## WHAT THE TASK REQUIRES
Pick out each line containing the string "себе".

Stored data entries
#####
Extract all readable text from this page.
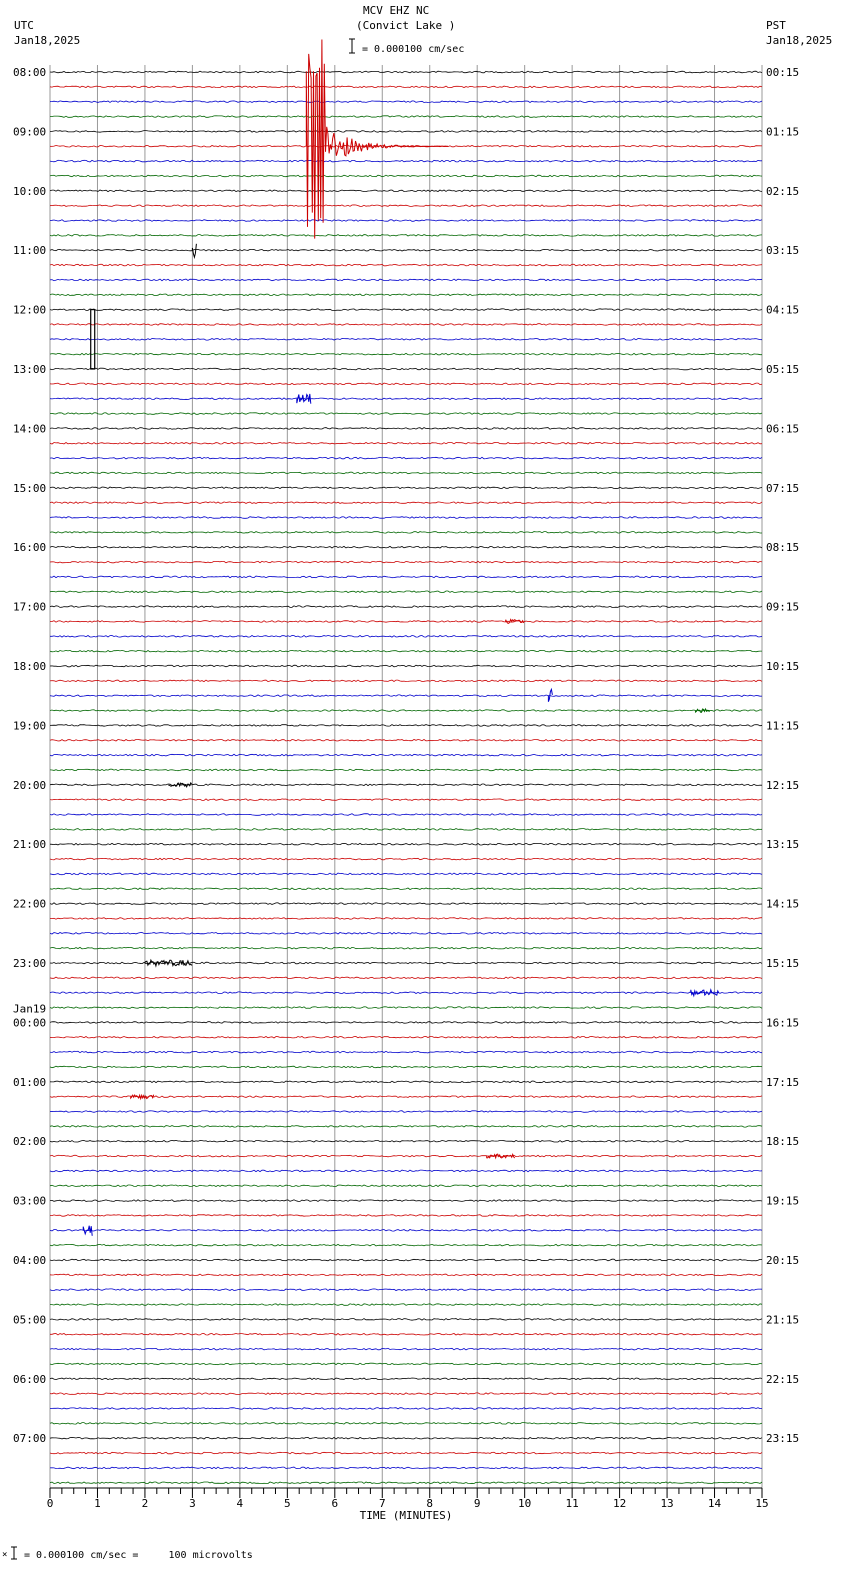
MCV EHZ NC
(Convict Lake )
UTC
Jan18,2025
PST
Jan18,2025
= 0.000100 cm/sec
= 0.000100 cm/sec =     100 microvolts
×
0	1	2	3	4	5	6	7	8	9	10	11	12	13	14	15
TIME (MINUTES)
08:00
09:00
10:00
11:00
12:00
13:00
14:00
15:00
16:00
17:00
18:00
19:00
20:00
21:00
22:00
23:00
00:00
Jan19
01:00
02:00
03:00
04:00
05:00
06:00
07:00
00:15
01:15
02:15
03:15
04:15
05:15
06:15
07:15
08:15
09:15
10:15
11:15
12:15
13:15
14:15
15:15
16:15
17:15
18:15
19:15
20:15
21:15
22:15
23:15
#####
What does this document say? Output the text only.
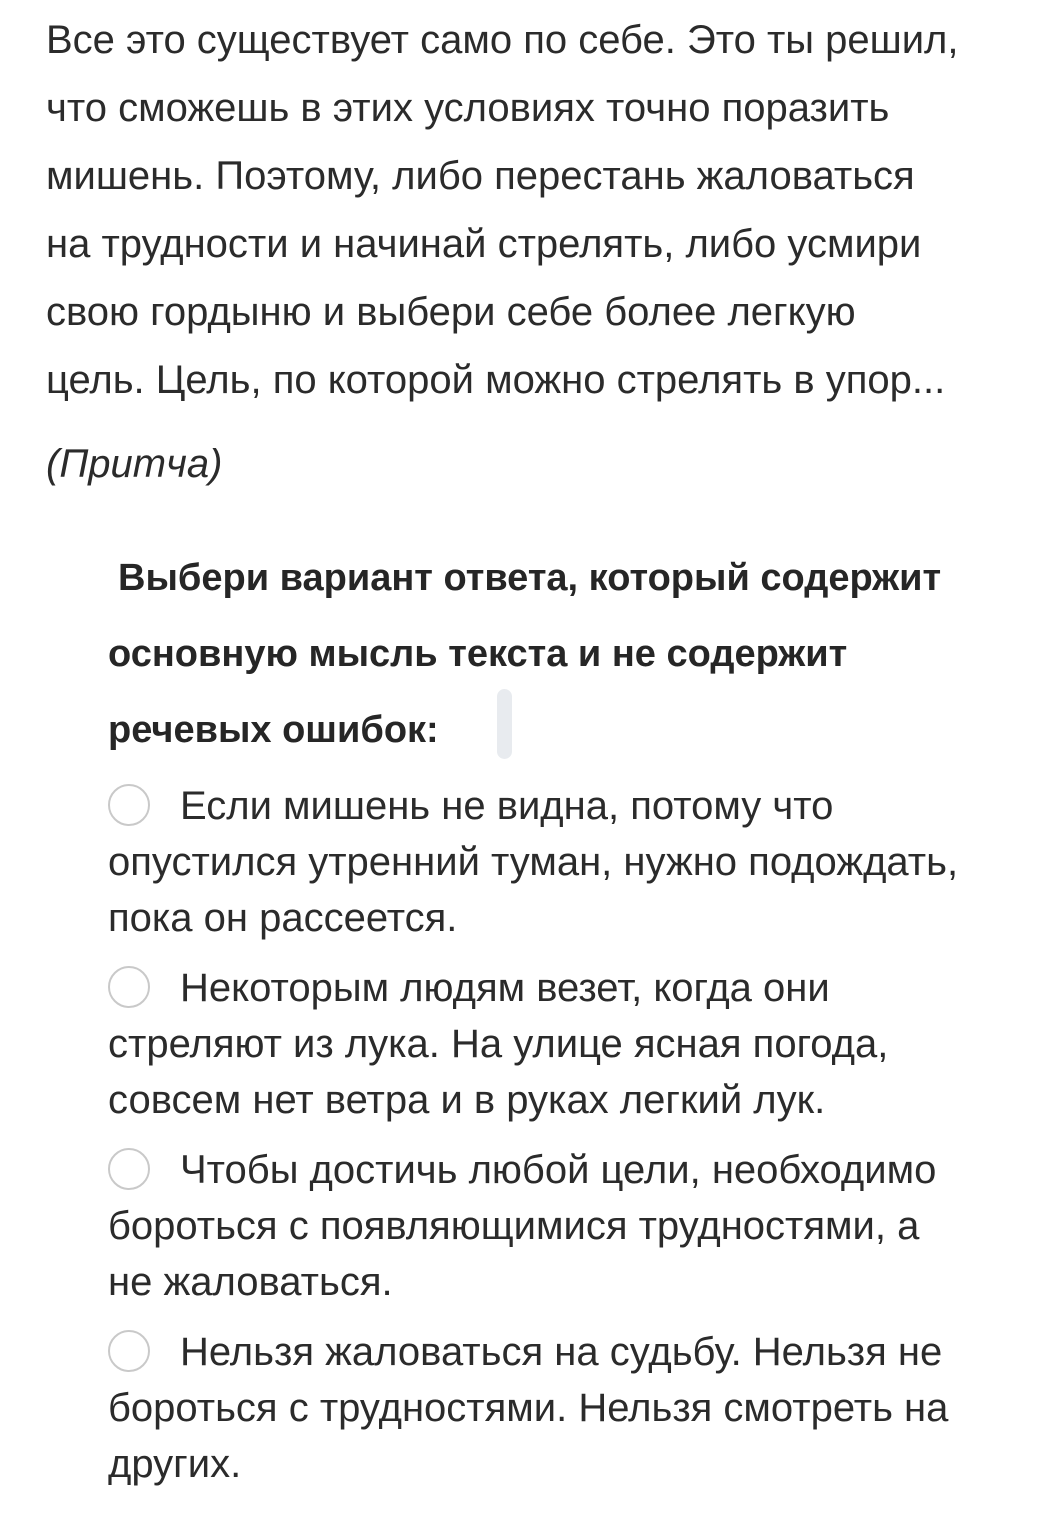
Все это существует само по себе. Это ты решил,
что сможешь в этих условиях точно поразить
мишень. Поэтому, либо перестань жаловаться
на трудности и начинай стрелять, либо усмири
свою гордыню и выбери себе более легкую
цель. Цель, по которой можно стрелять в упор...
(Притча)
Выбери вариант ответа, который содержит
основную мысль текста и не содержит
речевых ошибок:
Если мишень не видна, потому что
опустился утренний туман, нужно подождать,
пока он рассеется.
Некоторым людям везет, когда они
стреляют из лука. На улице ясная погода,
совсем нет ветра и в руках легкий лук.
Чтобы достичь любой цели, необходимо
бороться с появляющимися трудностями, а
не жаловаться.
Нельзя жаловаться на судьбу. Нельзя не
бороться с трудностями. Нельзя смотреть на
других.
#####
## SOLVED PROBLEM
Все это существует само по себе. Это ты решил,
свою гордыню и выбери себе более легкую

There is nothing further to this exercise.